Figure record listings

>>>

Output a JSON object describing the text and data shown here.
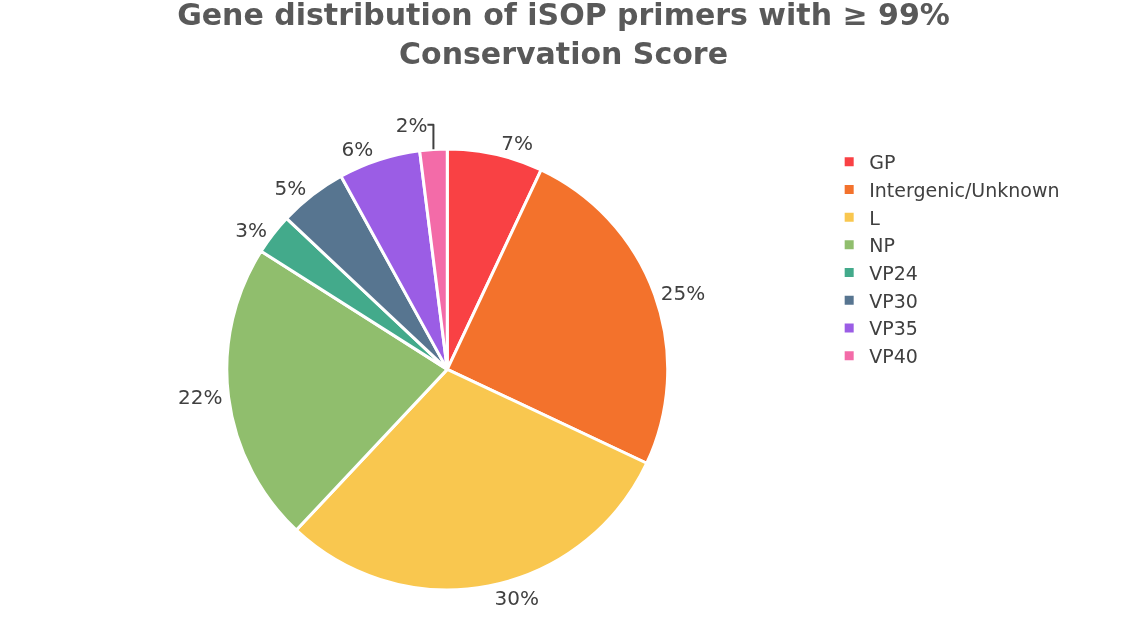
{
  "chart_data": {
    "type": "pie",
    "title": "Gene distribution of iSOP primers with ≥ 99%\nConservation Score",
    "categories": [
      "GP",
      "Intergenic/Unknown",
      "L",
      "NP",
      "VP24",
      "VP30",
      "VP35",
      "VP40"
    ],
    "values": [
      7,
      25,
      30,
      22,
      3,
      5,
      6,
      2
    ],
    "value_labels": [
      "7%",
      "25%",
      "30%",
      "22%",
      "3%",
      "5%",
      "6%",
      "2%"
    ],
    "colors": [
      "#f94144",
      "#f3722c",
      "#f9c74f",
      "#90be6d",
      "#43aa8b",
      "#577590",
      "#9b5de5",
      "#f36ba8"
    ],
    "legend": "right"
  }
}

<<<
>>>

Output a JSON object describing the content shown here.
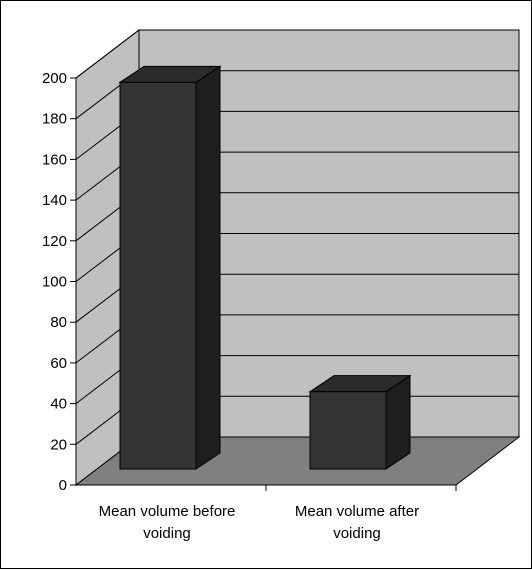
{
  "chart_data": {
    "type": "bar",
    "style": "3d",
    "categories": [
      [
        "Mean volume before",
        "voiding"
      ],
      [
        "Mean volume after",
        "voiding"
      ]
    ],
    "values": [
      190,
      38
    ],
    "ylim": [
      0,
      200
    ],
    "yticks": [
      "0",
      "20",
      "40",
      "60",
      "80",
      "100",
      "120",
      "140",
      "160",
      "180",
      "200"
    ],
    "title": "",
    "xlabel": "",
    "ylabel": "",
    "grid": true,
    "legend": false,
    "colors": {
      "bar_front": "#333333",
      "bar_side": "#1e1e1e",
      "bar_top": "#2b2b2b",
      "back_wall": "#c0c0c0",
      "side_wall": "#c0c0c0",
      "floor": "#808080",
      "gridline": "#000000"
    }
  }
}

<<<

Only the number is wanted: how many lines above include the word "describing"?

2